Task description:
Below are records; extract exactly the lines from the one containing "Extract the structured" through the last, both included, and keep the pictures out.

Data rows:
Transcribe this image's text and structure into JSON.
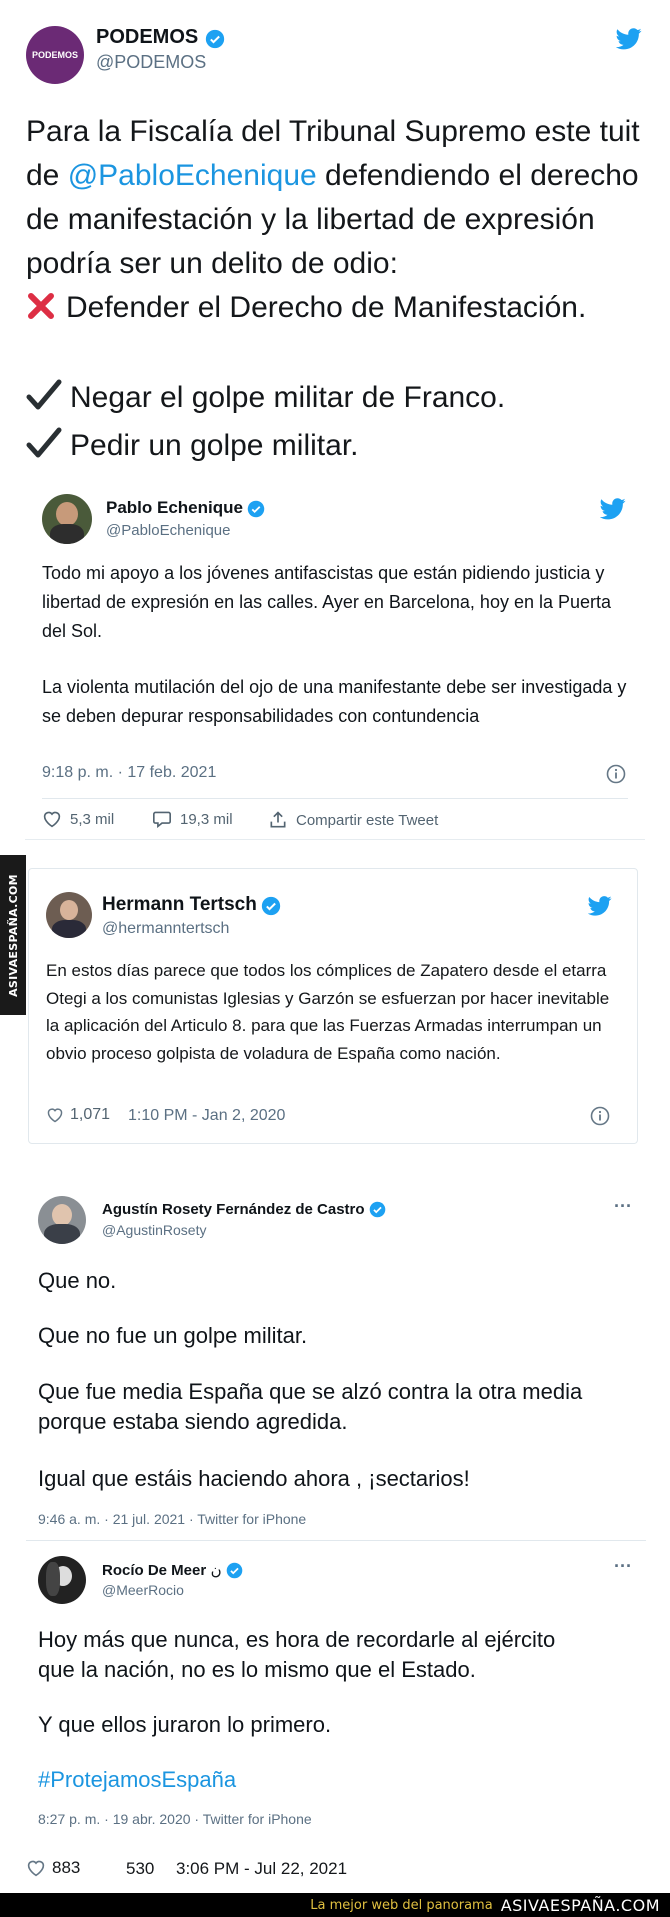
{
  "main_tweet": {
    "avatar_text": "PODEMOS",
    "name": "PODEMOS",
    "handle": "@PODEMOS",
    "text_part1": "Para la Fiscalía del Tribunal Supremo este tuit de ",
    "mention": "@PabloEchenique",
    "text_part2": " defendiendo el derecho de manifestación y la libertad de expresión podría ser un delito de odio:",
    "line_x": "Defender el Derecho de Manifestación.",
    "line_check1": "Negar el golpe militar de Franco.",
    "line_check2": "Pedir un golpe militar.",
    "likes": "883",
    "retweets": "530",
    "timestamp": "3:06 PM - Jul 22, 2021"
  },
  "embed1": {
    "name": "Pablo Echenique",
    "handle": "@PabloEchenique",
    "paragraph1": "Todo mi apoyo a los jóvenes antifascistas que están pidiendo justicia y libertad de expresión en las calles. Ayer en Barcelona, hoy en la Puerta del Sol.",
    "paragraph2": "La violenta mutilación del ojo de una manifestante debe ser investigada y se deben depurar responsabilidades con contundencia",
    "timestamp": "9:18 p. m. · 17 feb. 2021",
    "likes": "5,3 mil",
    "replies": "19,3 mil",
    "share_label": "Compartir este Tweet"
  },
  "embed2": {
    "name": "Hermann Tertsch",
    "handle": "@hermanntertsch",
    "text": "En estos días parece que todos los cómplices de Zapatero desde el etarra Otegi a los comunistas Iglesias y Garzón se esfuerzan por hacer inevitable la aplicación del Articulo 8. para que las Fuerzas Armadas interrumpan un obvio proceso golpista de voladura de España como nación.",
    "likes": "1,071",
    "timestamp": "1:10 PM - Jan 2, 2020"
  },
  "embed3": {
    "name": "Agustín Rosety Fernández de Castro",
    "handle": "@AgustinRosety",
    "p1": "Que no.",
    "p2": "Que no fue un golpe militar.",
    "p3": "Que fue media España que se alzó contra la otra media porque estaba siendo agredida.",
    "p4": "Igual que estáis haciendo ahora , ¡sectarios!",
    "timestamp": "9:46 a. m. · 21 jul. 2021 · Twitter for iPhone",
    "more": "···"
  },
  "embed4": {
    "name": "Rocío De Meer",
    "name_suffix": "ن",
    "handle": "@MeerRocio",
    "p1": "Hoy más que nunca, es hora de recordarle al ejército que la nación, no es lo mismo que el Estado.",
    "p2": "Y que ellos juraron lo primero.",
    "hashtag": "#ProtejamosEspaña",
    "timestamp": "8:27 p. m. · 19 abr. 2020 · Twitter for iPhone",
    "more": "···"
  },
  "watermark": {
    "side_text": "ASIVAESPAÑA.COM",
    "footer_slogan": "La mejor web del panorama",
    "footer_site": "ASIVAESPAÑA.COM"
  },
  "colors": {
    "twitter_blue": "#1da1f2",
    "podemos_purple": "#6b2a75",
    "link_blue": "#1b95e0"
  }
}
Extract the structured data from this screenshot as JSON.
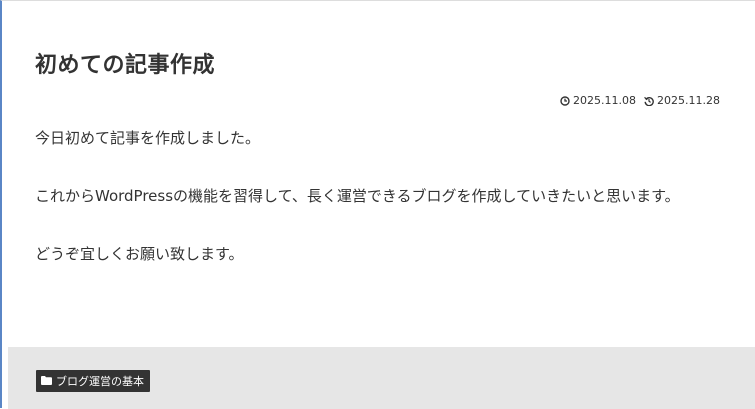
{
  "article": {
    "title": "初めての記事作成",
    "meta": {
      "published_date": "2025.11.08",
      "updated_date": "2025.11.28",
      "published_icon": "clock-icon",
      "updated_icon": "history-icon"
    },
    "paragraphs": [
      "今日初めて記事を作成しました。",
      "これからWordPressの機能を習得して、長く運営できるブログを作成していきたいと思います。",
      "どうぞ宜しくお願い致します。"
    ]
  },
  "footer": {
    "category": {
      "label": "ブログ運営の基本",
      "icon": "folder-icon"
    }
  },
  "colors": {
    "text": "#333333",
    "footer_background": "#e6e6e6",
    "tag_background": "#333333",
    "tag_text": "#ffffff",
    "accent_border": "#5a86c6"
  }
}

Reply to the exercise:
Extract the structured data from this screenshot as JSON.
{
  "article": {
    "title": "初めての記事作成",
    "meta": {
      "published_date": "2025.11.08",
      "updated_date": "2025.11.28",
      "published_icon": "clock-icon",
      "updated_icon": "history-icon"
    },
    "paragraphs": [
      "今日初めて記事を作成しました。",
      "これからWordPressの機能を習得して、長く運営できるブログを作成していきたいと思います。",
      "どうぞ宜しくお願い致します。"
    ]
  },
  "footer": {
    "category": {
      "label": "ブログ運営の基本",
      "icon": "folder-icon"
    }
  },
  "colors": {
    "text": "#333333",
    "footer_background": "#e6e6e6",
    "tag_background": "#333333",
    "tag_text": "#ffffff",
    "accent_border": "#5a86c6"
  }
}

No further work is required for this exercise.